(Records that describe figures)
● ● ● ● ●
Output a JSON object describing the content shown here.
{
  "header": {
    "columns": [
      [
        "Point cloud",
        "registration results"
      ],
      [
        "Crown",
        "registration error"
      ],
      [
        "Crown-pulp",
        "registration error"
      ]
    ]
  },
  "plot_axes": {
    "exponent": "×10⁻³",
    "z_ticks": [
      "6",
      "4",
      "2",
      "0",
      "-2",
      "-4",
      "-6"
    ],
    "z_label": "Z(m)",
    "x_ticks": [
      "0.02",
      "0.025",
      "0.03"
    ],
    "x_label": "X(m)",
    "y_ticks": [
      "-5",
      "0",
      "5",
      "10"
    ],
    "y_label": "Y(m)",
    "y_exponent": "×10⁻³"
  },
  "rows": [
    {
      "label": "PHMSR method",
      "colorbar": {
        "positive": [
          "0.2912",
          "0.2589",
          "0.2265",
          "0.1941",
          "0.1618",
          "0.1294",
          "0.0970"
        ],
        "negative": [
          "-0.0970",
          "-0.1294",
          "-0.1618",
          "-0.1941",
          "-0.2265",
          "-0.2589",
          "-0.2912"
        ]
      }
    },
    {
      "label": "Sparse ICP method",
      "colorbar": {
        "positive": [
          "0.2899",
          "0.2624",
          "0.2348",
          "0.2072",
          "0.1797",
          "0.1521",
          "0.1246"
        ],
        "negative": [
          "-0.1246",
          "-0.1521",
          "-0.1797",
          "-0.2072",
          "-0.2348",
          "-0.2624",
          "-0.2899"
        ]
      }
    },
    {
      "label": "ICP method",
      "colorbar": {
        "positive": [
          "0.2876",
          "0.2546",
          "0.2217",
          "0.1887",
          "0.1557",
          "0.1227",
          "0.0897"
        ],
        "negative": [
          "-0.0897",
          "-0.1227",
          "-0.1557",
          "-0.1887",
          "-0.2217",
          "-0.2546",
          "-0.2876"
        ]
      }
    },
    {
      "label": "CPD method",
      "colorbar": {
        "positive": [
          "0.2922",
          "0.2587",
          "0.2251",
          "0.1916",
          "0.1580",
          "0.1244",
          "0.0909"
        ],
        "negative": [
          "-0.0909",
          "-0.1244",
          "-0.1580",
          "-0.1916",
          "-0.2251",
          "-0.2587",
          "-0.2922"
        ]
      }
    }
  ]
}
● ● ● ● ●
Make an exact copy of the material above.

Output a JSON object describing the content shown here.
{
  "header": {
    "columns": [
      [
        "Point cloud",
        "registration results"
      ],
      [
        "Crown",
        "registration error"
      ],
      [
        "Crown-pulp",
        "registration error"
      ]
    ]
  },
  "plot_axes": {
    "exponent": "×10⁻³",
    "z_ticks": [
      "6",
      "4",
      "2",
      "0",
      "-2",
      "-4",
      "-6"
    ],
    "z_label": "Z(m)",
    "x_ticks": [
      "0.02",
      "0.025",
      "0.03"
    ],
    "x_label": "X(m)",
    "y_ticks": [
      "-5",
      "0",
      "5",
      "10"
    ],
    "y_label": "Y(m)",
    "y_exponent": "×10⁻³"
  },
  "rows": [
    {
      "label": "PHMSR method",
      "colorbar": {
        "positive": [
          "0.2912",
          "0.2589",
          "0.2265",
          "0.1941",
          "0.1618",
          "0.1294",
          "0.0970"
        ],
        "negative": [
          "-0.0970",
          "-0.1294",
          "-0.1618",
          "-0.1941",
          "-0.2265",
          "-0.2589",
          "-0.2912"
        ]
      }
    },
    {
      "label": "Sparse ICP method",
      "colorbar": {
        "positive": [
          "0.2899",
          "0.2624",
          "0.2348",
          "0.2072",
          "0.1797",
          "0.1521",
          "0.1246"
        ],
        "negative": [
          "-0.1246",
          "-0.1521",
          "-0.1797",
          "-0.2072",
          "-0.2348",
          "-0.2624",
          "-0.2899"
        ]
      }
    },
    {
      "label": "ICP method",
      "colorbar": {
        "positive": [
          "0.2876",
          "0.2546",
          "0.2217",
          "0.1887",
          "0.1557",
          "0.1227",
          "0.0897"
        ],
        "negative": [
          "-0.0897",
          "-0.1227",
          "-0.1557",
          "-0.1887",
          "-0.2217",
          "-0.2546",
          "-0.2876"
        ]
      }
    },
    {
      "label": "CPD method",
      "colorbar": {
        "positive": [
          "0.2922",
          "0.2587",
          "0.2251",
          "0.1916",
          "0.1580",
          "0.1244",
          "0.0909"
        ],
        "negative": [
          "-0.0909",
          "-0.1244",
          "-0.1580",
          "-0.1916",
          "-0.2251",
          "-0.2587",
          "-0.2922"
        ]
      }
    }
  ]
}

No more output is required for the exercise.